(Stored records)
********
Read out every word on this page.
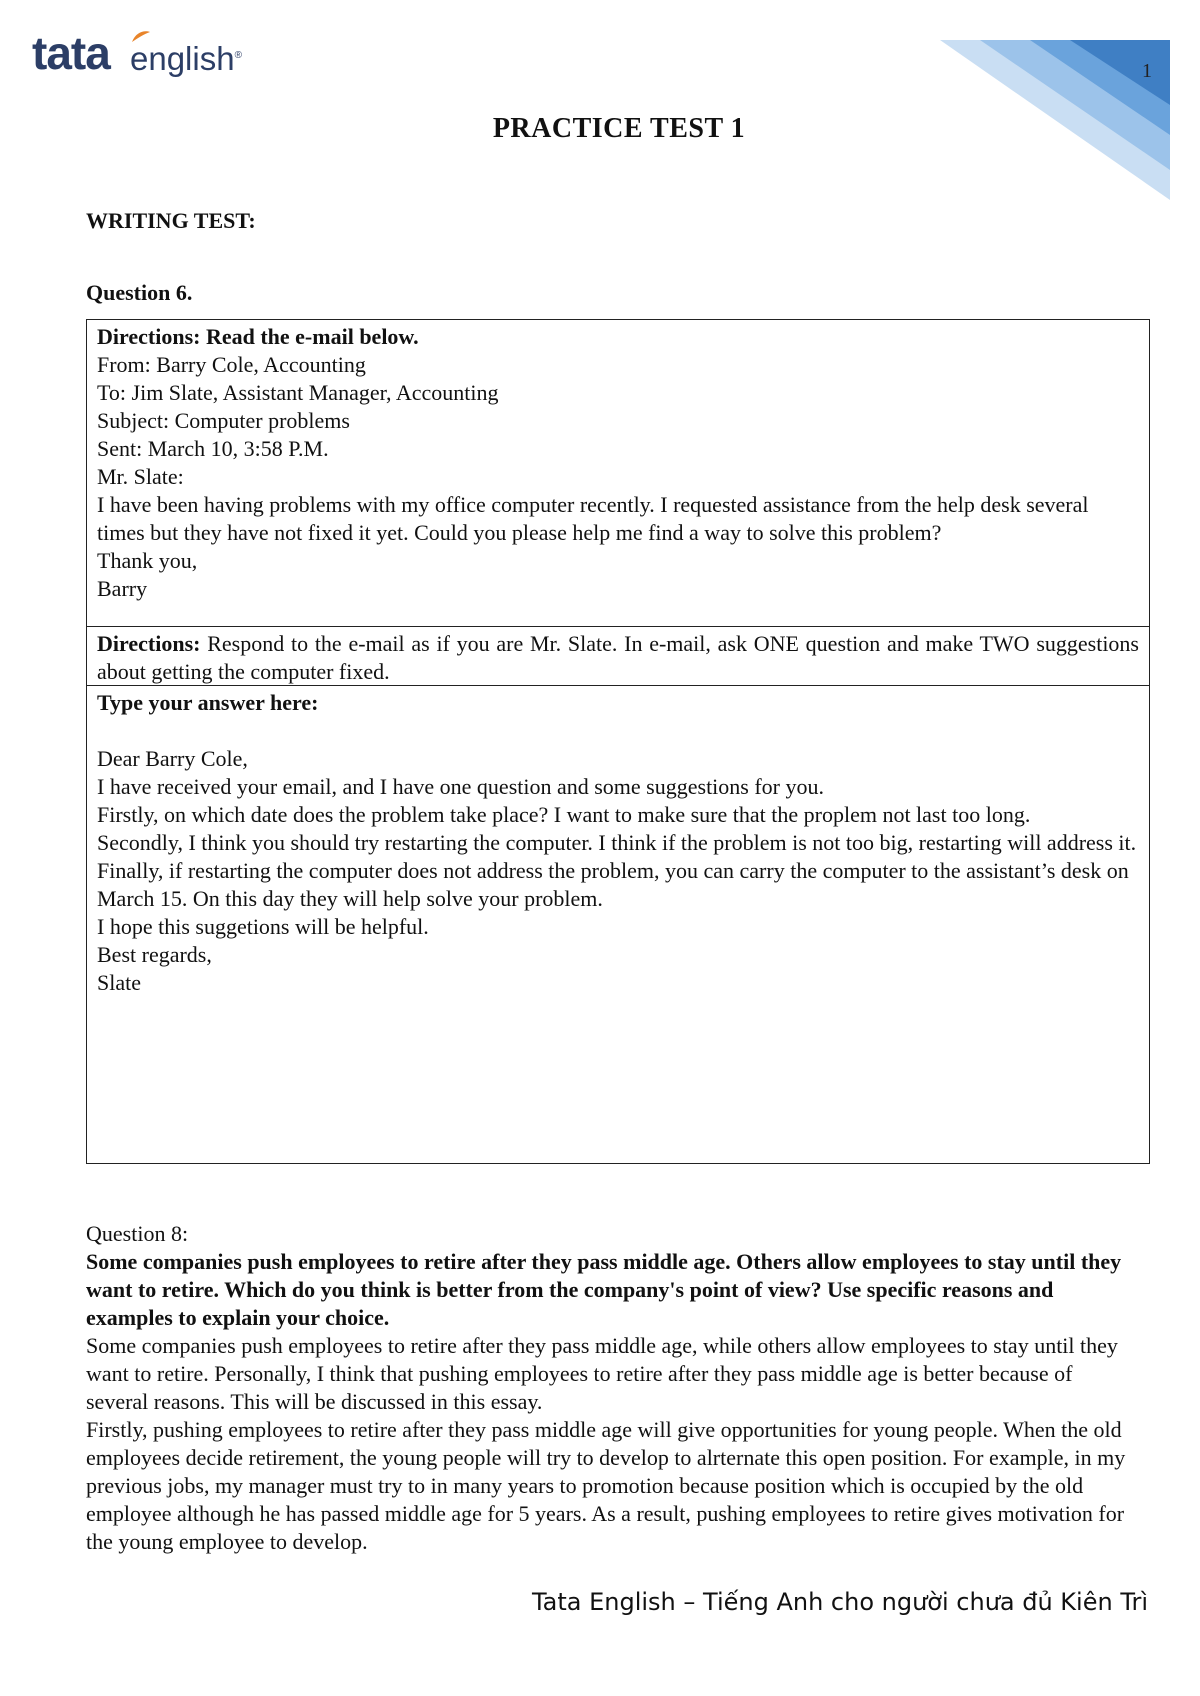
tata english®
1
PRACTICE TEST 1
WRITING TEST:
Question 6.

Directions: Read the e-mail below.

From: Barry Cole, Accounting

To: Jim Slate, Assistant Manager, Accounting

Subject: Computer problems

Sent: March 10, 3:58 P.M.

Mr. Slate:

I have been having problems with my office computer recently. I requested assistance from the help desk several times but they have not fixed it yet. Could you please help me find a way to solve this problem?

Thank you,

Barry

Directions: Respond to the e-mail as if you are Mr. Slate. In e-mail, ask ONE question and make TWO suggestions about getting the computer fixed.

Type your answer here:

Dear Barry Cole,

I have received your email, and I have one question and some suggestions for you.

Firstly, on which date does the problem take place? I want to make sure that the proplem not last too long.

Secondly, I think you should try restarting the computer. I think if the problem is not too big, restarting will address it.

Finally, if restarting the computer does not address the problem, you can carry the computer to the assistant’s desk on March 15. On this day they will help solve your problem.

I hope this suggetions will be helpful.

Best regards,

Slate

Question 8:

Some companies push employees to retire after they pass middle age. Others allow employees to stay until they want to retire. Which do you think is better from the company's point of view? Use specific reasons and examples to explain your choice.

Some companies push employees to retire after they pass middle age, while others allow employees to stay until they want to retire. Personally, I think that pushing employees to retire after they pass middle age is better because of several reasons. This will be discussed in this essay.

Firstly, pushing employees to retire after they pass middle age will give opportunities for young people. When the old employees decide retirement, the young people will try to develop to alrternate this open position. For example, in my previous jobs, my manager must try to in many years to promotion because position which is occupied by the old employee although he has passed middle age for 5 years. As a result, pushing employees to retire gives motivation for the young employee to develop.

Tata English – Tiếng Anh cho người chưa đủ Kiên Trì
********
- **DESCRIPTION OF THE TASK**: Look through the listing above. Pick out each line with "make" and copy it.

- **RESULT OF THIS TASK**:
Directions: Respond to the e-mail as if you are Mr. Slate. In e-mail, ask ONE question and make TWO suggestions about getting the computer fixed.
Firstly, on which date does the problem take place? I want to make sure that the proplem not last too long.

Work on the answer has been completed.